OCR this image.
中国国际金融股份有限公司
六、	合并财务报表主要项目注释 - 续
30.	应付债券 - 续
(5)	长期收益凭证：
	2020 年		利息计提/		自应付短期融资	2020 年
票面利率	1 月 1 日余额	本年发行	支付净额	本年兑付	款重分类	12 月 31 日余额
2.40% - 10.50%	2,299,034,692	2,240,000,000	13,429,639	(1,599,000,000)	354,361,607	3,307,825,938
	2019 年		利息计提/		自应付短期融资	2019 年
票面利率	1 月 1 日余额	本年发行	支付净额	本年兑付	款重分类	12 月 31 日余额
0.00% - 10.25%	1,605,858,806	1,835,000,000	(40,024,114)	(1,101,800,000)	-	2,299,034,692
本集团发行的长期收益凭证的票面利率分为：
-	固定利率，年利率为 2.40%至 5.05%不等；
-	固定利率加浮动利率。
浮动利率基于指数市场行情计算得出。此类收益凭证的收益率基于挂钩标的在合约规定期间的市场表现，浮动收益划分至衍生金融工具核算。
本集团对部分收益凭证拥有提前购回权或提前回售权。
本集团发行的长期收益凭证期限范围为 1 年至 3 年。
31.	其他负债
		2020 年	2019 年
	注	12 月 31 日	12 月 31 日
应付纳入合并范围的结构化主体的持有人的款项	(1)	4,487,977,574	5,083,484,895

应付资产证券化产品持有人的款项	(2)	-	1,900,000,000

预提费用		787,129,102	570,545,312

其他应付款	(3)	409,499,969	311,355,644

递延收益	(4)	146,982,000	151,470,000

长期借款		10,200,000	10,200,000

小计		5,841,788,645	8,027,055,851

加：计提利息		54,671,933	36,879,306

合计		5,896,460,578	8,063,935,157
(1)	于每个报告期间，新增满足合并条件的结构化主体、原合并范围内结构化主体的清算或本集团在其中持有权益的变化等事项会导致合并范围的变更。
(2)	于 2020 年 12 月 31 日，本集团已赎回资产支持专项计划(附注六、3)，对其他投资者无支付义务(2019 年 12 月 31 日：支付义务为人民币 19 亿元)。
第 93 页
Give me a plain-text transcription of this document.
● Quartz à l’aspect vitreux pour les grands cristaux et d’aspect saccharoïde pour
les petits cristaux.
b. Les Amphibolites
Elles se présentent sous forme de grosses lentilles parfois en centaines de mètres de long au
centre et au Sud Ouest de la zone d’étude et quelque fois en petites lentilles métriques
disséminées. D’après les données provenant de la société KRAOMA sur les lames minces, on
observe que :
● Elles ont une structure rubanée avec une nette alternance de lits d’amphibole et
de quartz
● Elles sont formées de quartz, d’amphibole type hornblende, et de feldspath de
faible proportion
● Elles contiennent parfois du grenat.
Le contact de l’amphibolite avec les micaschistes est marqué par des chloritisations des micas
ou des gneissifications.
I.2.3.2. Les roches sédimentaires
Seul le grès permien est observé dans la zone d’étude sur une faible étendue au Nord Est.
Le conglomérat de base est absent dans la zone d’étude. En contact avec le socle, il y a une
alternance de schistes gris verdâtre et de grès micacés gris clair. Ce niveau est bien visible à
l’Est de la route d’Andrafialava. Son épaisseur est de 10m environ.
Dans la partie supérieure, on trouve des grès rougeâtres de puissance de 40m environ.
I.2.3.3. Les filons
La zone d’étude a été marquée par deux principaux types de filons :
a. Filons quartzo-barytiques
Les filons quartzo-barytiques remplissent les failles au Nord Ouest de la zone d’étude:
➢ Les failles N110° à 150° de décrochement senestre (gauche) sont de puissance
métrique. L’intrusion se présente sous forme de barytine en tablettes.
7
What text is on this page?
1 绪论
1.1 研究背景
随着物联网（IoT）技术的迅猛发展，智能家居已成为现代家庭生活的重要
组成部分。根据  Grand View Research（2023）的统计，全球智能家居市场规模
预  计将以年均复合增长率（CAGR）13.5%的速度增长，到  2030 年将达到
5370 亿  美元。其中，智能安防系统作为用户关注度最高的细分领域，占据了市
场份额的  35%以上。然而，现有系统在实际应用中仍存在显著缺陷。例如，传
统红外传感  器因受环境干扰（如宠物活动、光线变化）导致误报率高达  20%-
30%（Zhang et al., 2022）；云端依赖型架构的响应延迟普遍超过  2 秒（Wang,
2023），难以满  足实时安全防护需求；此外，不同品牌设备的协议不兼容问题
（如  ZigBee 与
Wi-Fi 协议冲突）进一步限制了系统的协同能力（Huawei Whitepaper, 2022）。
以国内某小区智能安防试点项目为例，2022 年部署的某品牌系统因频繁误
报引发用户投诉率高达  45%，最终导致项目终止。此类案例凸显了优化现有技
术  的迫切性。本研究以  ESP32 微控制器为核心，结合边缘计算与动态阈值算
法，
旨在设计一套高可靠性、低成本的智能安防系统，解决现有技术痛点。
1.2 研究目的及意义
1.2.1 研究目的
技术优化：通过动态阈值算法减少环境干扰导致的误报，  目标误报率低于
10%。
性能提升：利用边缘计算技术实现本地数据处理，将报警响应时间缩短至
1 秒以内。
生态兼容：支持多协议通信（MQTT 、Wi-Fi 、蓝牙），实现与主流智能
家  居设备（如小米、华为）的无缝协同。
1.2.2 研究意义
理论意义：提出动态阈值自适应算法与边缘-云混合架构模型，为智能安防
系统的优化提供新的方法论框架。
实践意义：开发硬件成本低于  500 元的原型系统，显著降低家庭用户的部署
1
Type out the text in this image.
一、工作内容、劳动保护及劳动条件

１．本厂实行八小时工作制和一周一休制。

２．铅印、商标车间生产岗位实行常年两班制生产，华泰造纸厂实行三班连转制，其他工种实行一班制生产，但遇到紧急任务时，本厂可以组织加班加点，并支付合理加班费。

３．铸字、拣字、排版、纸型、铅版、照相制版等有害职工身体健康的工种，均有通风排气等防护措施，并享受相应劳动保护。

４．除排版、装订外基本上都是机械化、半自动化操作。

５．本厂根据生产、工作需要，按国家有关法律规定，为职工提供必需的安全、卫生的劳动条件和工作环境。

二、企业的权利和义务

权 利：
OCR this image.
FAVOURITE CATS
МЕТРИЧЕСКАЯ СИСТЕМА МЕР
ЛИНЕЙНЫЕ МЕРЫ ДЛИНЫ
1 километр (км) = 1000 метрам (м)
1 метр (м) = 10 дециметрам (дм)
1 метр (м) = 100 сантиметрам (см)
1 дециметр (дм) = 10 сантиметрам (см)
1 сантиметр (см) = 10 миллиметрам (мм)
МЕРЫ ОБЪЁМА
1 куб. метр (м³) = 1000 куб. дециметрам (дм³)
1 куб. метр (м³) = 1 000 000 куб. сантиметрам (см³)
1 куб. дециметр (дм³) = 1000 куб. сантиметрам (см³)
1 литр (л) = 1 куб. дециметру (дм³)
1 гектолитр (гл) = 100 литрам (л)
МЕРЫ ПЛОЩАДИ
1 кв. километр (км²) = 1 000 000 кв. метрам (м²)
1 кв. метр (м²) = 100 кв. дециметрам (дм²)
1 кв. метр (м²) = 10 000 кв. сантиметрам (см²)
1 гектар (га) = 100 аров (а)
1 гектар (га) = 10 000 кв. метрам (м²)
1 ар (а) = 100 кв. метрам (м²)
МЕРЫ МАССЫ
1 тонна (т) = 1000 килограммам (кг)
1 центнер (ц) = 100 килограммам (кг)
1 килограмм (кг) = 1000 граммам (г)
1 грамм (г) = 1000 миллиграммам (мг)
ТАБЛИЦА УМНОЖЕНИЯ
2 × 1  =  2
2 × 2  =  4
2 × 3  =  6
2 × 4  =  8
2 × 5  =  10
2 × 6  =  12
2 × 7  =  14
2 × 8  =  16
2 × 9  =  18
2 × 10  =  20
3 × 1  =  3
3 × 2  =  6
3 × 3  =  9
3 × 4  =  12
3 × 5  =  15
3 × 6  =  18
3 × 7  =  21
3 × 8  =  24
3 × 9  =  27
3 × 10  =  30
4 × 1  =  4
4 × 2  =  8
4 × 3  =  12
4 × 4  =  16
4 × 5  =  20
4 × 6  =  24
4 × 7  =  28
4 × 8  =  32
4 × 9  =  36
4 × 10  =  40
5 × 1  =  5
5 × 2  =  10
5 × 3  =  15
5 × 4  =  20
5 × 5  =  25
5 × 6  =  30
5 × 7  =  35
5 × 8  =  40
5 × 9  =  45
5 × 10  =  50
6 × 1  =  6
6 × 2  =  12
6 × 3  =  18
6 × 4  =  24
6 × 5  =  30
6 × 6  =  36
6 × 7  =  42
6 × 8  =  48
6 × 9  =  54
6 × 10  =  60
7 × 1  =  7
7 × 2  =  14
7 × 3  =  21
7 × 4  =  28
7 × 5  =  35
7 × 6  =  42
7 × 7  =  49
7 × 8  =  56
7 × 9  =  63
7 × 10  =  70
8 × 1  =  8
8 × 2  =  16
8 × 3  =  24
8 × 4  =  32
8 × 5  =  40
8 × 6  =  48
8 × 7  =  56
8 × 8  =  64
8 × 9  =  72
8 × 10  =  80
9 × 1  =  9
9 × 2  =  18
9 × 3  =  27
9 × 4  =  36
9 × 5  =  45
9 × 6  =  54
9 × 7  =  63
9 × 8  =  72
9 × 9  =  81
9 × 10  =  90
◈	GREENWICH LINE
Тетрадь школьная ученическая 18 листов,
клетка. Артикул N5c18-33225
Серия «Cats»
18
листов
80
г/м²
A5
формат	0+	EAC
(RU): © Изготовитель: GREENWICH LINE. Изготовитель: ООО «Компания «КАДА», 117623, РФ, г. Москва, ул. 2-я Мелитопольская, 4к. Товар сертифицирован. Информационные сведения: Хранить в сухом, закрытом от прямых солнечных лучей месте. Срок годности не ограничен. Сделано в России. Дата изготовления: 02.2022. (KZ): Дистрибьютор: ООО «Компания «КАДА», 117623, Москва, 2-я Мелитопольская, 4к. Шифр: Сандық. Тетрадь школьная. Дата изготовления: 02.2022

■ **Task instructions**: Identify the lines that contain the string "sous", and copy every one of them.

■ **Result below**:
Elles se présentent sous forme de grosses lentilles parfois en centaines de mètres de long au
métrique. L’intrusion se présente sous forme de barytine en tablettes.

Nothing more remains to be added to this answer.